Rank of Laplacian matrix

Question

Let $ L $ be a Laplacian matrix of a balanced and strongly connected digraph having $n $ nodes. $ L[r]$ is a submatrix of $L$ which is obtained by deleting $rth$ row and $rth$ column of Laplacian matrix $L$. It is observed for any $r$ the rank of $ L[r]$ is full$(n-1)$. How can I prove this fact? Thanks in advance for your suggestions.

Answer 1

This is in fact true. What's more, the celebrated matrix-tree-theorem (or Kirchhoff theorem) states that the determinant of the reduced matrix $L[r]$ is precisely the number of spanning trees in the underlying graph (so surprisingly it's also the same number for any $1\leq r\leq n$). The number of spanning trees in a connected graph is a positive number, so $\det(L[r])\neq 0$. And hence, $L[r]$ is regular.

- DATA PROVIDED

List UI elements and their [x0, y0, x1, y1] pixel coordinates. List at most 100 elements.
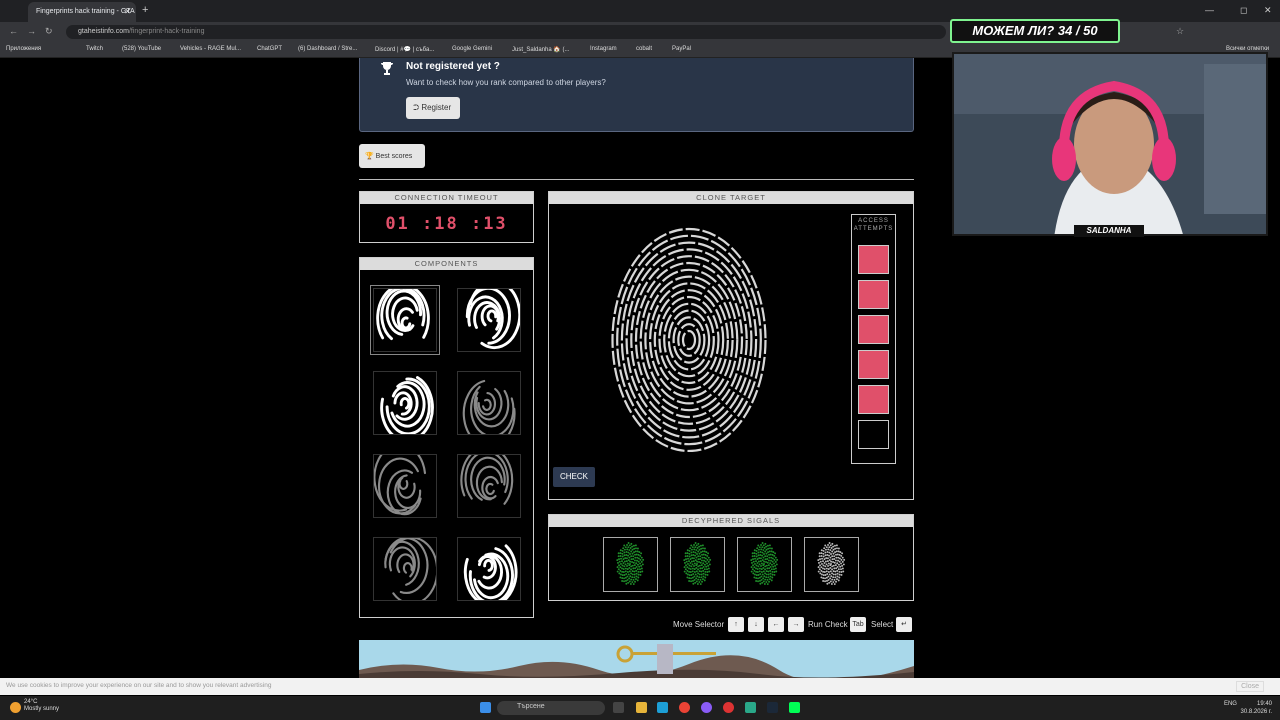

- WHAT THE TASK REQUIRES
Rewrite the part of the Laplacian matrix text that opens with "Let $ L $ be" and closes with "hence, $L[r]$ is regular.", putting "spanning arborescences" wherever "spanning trees" appears.

- RESULT OF THIS EXERCISE
Let $ L $ be a Laplacian matrix of a balanced and strongly connected digraph having $n $ nodes. $ L[r]$ is a submatrix of $L$ which is obtained by deleting $rth$ row and $rth$ column of Laplacian matrix $L$. It is observed for any $r$ the rank of $ L[r]$ is full$(n-1)$. How can I prove this fact? Thanks in advance for your suggestions.

Answer 1

This is in fact true. What's more, the celebrated matrix-tree-theorem (or Kirchhoff theorem) states that the determinant of the reduced matrix $L[r]$ is precisely the number of spanning arborescences in the underlying graph (so surprisingly it's also the same number for any $1\leq r\leq n$). The number of spanning arborescences in a connected graph is a positive number, so $\det(L[r])\neq 0$. And hence, $L[r]$ is regular.